**What is expected**
Take each line containing the word "муниципальных" and copy it.

Collection entries:
------------------------

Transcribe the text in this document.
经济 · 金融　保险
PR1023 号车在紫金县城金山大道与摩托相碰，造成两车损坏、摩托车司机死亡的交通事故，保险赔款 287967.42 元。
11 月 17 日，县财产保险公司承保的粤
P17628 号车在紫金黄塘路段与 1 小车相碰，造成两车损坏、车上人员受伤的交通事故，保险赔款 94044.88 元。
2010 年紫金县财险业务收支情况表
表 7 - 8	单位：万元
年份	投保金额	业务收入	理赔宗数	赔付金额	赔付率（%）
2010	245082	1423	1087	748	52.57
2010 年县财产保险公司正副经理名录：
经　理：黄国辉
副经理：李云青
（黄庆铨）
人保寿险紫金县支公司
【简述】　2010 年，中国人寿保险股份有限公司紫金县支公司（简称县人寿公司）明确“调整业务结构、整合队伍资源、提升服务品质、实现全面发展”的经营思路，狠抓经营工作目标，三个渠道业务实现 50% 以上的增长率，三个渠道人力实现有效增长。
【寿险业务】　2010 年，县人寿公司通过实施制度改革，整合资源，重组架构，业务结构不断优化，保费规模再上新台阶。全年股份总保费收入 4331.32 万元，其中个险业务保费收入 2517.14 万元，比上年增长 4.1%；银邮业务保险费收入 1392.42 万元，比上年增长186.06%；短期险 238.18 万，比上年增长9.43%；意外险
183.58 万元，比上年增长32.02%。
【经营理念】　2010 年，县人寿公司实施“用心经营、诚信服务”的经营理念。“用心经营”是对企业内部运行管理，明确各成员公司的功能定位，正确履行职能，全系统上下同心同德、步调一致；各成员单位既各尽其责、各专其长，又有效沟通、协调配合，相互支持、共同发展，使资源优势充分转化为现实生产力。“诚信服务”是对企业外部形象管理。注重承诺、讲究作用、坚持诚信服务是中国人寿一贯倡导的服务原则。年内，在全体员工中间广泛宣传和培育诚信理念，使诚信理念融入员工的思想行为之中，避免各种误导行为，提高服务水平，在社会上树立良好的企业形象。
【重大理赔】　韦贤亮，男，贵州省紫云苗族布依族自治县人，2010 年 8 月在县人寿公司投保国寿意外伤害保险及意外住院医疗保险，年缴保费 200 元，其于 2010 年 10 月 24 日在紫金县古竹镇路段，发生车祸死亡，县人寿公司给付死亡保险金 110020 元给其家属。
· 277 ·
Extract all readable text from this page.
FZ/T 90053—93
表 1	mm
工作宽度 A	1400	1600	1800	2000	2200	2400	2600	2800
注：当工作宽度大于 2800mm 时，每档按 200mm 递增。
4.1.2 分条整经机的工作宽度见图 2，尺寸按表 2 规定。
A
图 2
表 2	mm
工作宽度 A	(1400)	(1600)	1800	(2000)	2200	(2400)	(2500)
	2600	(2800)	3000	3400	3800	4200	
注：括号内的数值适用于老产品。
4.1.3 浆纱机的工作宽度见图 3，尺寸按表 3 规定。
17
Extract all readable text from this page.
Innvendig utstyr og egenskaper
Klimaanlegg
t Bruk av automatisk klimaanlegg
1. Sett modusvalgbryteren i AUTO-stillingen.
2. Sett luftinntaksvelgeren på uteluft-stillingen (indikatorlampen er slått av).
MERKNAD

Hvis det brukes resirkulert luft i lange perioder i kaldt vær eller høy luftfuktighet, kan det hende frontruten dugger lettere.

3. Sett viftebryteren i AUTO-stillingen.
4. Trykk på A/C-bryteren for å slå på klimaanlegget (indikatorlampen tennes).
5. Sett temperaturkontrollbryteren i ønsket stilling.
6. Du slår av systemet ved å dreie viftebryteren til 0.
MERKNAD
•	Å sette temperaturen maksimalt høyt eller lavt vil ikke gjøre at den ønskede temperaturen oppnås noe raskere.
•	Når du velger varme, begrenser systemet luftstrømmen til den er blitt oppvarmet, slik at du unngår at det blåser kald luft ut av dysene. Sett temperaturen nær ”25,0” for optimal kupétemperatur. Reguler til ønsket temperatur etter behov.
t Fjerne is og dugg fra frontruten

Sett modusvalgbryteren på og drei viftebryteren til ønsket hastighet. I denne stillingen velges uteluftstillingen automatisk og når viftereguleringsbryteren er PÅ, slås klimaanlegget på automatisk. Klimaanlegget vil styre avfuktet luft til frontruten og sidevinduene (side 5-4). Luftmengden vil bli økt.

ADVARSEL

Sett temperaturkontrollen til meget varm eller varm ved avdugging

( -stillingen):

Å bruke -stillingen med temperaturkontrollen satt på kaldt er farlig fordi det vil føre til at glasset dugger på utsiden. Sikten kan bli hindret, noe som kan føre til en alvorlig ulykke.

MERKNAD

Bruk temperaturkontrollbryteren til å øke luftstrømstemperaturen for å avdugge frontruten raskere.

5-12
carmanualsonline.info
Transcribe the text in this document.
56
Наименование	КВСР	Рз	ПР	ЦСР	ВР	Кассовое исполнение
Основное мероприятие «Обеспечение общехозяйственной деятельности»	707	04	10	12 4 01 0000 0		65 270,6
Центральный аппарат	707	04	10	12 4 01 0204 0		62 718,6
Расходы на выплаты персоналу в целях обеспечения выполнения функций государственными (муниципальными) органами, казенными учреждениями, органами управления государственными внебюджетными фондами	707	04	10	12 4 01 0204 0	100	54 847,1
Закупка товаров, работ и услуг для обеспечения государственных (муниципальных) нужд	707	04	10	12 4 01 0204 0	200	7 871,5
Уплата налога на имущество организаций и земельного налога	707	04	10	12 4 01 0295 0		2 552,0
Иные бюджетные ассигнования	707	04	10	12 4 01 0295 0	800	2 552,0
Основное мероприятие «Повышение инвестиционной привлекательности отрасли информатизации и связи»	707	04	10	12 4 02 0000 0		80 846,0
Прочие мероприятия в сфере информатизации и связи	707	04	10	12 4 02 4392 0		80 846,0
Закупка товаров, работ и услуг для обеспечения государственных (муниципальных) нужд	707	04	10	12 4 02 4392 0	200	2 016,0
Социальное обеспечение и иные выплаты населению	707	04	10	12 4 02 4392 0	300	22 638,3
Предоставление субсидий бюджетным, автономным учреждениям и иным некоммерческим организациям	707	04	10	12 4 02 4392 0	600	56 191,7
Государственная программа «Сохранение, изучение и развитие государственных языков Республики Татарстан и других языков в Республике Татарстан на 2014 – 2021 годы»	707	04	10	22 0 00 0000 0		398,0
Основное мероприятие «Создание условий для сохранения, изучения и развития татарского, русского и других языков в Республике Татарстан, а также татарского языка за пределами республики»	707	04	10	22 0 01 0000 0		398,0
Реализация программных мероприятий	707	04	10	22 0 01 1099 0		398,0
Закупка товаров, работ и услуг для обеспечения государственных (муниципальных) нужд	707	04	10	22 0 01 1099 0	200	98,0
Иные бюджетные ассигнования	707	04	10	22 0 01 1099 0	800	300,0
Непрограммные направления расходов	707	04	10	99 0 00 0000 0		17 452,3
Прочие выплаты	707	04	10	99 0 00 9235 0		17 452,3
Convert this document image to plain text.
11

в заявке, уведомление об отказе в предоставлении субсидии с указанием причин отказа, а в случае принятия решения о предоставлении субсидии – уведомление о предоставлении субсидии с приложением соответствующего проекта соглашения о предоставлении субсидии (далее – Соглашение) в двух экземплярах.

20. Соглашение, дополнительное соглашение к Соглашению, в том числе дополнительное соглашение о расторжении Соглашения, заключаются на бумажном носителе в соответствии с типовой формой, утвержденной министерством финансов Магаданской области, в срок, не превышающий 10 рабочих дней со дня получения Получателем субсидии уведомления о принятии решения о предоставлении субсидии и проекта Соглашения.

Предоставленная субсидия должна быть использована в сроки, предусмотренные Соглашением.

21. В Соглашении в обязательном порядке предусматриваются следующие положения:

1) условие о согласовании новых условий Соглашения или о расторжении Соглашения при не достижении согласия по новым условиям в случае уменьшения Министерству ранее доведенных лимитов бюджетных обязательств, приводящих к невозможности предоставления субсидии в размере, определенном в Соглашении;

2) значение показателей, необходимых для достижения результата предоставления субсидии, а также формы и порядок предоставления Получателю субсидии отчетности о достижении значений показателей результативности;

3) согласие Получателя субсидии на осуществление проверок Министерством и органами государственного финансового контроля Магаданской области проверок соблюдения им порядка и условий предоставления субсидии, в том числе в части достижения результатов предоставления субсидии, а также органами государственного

------------------------

**Reply to the exercise**
Закупка товаров, работ и услуг для обеспечения государственных (муниципальных) нужд	707	04	10	12 4 01 0204 0	200	7 871,5
Закупка товаров, работ и услуг для обеспечения государственных (муниципальных) нужд	707	04	10	12 4 02 4392 0	200	2 016,0
Закупка товаров, работ и услуг для обеспечения государственных (муниципальных) нужд	707	04	10	22 0 01 1099 0	200	98,0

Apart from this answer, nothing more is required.